==== GIVEN INFORMATION

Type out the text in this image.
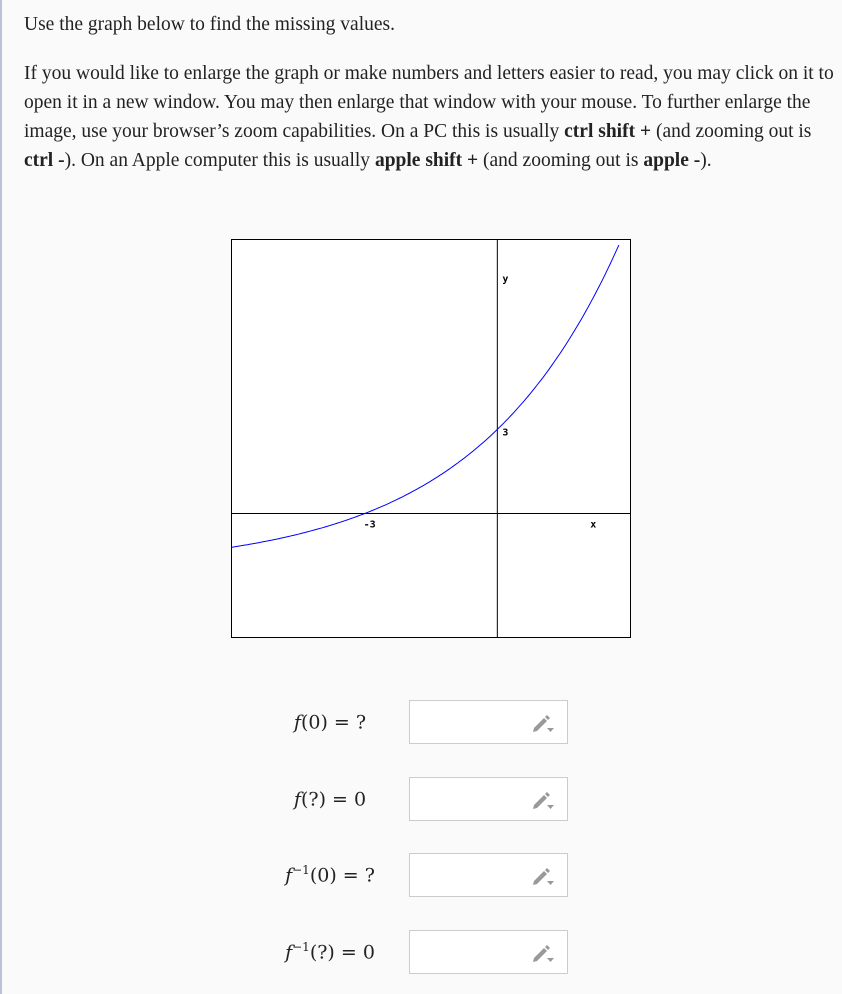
Use the graph below to find the missing values.

If you would like to enlarge the graph or make numbers and letters easier to read, you may click on it to open it in a new window. You may then enlarge that window with your mouse. To further enlarge the image, use your browser’s zoom capabilities. On a PC this is usually ctrl shift + (and zooming out is ctrl -). On an Apple computer this is usually apple shift + (and zooming out is apple -).

-3
3
x
y
f(0) = ?
f(?) = 0
$f^{-1}(0)$ = ?
$f^{-1}(?) = 0$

========

WHAT THE TASK REQUIRES » Transcribe the listing in full. Omit the pictures and keep every line exact.

TASK OUTPUT »
Type out the text in this image.
Use the graph below to find the missing values.

If you would like to enlarge the graph or make numbers and letters easier to read, you may click on it to open it in a new window. You may then enlarge that window with your mouse. To further enlarge the image, use your browser’s zoom capabilities. On a PC this is usually ctrl shift + (and zooming out is ctrl -). On an Apple computer this is usually apple shift + (and zooming out is apple -).

-3
3
x
y
f(0) = ?
f(?) = 0
$f^{-1}(0)$ = ?
$f^{-1}(?) = 0$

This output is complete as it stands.